**What is expected**
The answer is a single number: how many lines hold the string "bosque".

*** Data for this exercise

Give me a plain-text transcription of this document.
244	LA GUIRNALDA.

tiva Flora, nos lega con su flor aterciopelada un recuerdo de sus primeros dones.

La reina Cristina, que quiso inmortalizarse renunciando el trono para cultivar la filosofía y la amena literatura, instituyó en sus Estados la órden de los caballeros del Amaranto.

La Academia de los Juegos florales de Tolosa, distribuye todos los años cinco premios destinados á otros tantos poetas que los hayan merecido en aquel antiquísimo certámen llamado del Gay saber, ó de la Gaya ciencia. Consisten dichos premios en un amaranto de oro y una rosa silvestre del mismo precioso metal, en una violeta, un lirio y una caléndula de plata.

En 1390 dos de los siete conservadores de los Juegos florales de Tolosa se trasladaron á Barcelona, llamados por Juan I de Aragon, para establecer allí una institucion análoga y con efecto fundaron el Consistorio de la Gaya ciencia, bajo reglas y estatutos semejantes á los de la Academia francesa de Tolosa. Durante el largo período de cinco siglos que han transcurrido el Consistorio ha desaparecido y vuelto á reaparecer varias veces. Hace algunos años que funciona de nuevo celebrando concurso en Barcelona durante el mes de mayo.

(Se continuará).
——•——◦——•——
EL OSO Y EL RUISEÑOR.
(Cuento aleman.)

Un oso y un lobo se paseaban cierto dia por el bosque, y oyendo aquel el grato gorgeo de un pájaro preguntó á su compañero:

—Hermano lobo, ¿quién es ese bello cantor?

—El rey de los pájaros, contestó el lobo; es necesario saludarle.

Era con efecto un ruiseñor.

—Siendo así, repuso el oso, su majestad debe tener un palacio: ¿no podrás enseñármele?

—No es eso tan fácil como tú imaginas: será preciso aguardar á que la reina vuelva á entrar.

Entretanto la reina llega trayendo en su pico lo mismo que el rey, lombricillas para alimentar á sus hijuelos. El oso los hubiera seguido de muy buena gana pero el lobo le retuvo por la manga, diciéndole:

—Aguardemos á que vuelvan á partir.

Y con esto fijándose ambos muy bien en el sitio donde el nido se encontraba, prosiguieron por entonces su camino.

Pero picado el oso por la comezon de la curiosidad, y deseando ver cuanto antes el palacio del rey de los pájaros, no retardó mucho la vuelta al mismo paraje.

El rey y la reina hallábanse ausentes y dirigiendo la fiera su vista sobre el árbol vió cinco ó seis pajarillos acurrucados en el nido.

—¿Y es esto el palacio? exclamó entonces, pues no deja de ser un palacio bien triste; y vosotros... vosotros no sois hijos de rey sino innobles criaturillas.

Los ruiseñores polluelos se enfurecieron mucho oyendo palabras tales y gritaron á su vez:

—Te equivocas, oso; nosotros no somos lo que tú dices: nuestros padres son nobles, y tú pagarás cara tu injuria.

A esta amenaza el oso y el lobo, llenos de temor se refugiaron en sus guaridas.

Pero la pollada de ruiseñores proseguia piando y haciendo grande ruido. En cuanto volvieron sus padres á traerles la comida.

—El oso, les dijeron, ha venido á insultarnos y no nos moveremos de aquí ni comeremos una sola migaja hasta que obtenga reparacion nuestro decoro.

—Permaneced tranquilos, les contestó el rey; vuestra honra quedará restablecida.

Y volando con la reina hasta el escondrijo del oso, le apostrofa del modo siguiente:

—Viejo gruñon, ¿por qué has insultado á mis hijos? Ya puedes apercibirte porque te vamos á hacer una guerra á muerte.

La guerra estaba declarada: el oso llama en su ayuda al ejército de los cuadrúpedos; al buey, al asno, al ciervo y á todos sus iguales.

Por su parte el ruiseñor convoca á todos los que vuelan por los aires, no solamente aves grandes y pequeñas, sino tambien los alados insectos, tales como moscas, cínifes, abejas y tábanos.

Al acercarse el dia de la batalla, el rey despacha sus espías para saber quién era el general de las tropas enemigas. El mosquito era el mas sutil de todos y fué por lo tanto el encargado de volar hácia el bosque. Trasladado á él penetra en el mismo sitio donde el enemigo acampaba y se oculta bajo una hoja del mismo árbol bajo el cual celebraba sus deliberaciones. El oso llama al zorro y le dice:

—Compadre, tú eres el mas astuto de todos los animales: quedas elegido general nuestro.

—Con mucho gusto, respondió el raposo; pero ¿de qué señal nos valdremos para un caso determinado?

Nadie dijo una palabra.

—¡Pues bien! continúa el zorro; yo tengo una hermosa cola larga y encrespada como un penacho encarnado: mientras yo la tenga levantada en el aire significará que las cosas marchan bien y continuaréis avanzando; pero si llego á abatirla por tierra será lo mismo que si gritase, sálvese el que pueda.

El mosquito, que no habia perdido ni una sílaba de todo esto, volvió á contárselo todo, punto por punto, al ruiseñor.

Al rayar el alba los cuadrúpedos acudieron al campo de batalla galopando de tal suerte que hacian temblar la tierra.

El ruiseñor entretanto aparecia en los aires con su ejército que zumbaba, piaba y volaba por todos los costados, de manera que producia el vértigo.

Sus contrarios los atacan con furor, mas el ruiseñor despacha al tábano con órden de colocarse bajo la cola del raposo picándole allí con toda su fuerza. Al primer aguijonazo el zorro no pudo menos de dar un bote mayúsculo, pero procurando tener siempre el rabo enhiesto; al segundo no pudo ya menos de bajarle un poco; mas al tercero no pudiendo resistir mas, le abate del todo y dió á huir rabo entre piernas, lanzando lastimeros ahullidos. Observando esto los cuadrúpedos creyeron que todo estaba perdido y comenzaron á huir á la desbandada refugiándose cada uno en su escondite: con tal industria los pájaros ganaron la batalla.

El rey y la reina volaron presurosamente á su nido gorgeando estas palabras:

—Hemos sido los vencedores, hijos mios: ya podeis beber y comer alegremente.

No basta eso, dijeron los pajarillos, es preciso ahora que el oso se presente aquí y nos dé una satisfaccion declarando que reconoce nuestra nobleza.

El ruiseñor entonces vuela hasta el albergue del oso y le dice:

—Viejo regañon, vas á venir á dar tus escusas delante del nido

******

**Output**
2